Directive:
In the listing below, locate the lines that hold "Đăng" and copy them.

Stored records:

● ● ● ●

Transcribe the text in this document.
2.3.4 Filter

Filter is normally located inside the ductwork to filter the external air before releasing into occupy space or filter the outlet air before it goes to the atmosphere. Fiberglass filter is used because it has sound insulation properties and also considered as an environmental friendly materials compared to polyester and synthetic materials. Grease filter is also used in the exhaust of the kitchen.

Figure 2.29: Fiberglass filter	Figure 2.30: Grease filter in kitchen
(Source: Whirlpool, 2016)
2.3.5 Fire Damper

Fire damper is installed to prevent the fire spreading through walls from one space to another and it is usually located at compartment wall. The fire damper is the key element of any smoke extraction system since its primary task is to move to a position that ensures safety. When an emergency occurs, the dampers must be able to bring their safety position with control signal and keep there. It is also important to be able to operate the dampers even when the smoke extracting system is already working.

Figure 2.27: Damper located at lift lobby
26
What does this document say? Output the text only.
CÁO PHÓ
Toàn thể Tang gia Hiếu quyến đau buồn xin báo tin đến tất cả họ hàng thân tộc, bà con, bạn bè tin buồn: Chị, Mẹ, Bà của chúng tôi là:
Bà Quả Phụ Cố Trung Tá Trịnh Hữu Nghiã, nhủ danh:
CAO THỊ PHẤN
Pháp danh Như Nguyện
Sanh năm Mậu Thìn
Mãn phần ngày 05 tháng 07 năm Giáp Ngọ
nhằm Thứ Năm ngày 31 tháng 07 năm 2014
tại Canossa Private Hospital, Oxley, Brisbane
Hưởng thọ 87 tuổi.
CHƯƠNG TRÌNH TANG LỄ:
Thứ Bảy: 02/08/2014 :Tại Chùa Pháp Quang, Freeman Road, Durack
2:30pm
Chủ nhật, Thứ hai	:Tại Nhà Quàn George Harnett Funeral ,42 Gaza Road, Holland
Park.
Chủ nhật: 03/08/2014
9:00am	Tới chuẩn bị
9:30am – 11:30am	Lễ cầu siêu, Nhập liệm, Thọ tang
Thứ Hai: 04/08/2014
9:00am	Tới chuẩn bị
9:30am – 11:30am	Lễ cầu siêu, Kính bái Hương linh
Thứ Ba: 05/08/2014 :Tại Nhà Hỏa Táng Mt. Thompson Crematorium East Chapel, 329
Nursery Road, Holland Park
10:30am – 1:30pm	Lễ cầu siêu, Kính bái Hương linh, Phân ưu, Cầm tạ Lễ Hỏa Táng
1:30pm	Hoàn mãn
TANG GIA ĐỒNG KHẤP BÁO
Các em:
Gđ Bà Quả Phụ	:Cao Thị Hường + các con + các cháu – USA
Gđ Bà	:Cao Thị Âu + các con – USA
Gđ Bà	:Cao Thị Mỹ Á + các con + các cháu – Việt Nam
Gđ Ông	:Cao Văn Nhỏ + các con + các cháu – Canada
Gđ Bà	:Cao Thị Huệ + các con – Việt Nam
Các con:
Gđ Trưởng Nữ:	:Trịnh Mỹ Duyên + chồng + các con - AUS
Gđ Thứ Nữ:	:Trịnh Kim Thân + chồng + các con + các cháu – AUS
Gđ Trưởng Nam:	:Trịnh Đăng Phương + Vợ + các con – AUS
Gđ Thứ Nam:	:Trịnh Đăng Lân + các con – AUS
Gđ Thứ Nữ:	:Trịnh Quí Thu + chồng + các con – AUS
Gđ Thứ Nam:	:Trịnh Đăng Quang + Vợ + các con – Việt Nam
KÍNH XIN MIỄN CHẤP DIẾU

● ● ● ●

Result of the exercise:
Gđ Trưởng Nam:	:Trịnh Đăng Phương + Vợ + các con – AUS
Gđ Thứ Nam:	:Trịnh Đăng Lân + các con – AUS
Gđ Thứ Nam:	:Trịnh Đăng Quang + Vợ + các con – Việt Nam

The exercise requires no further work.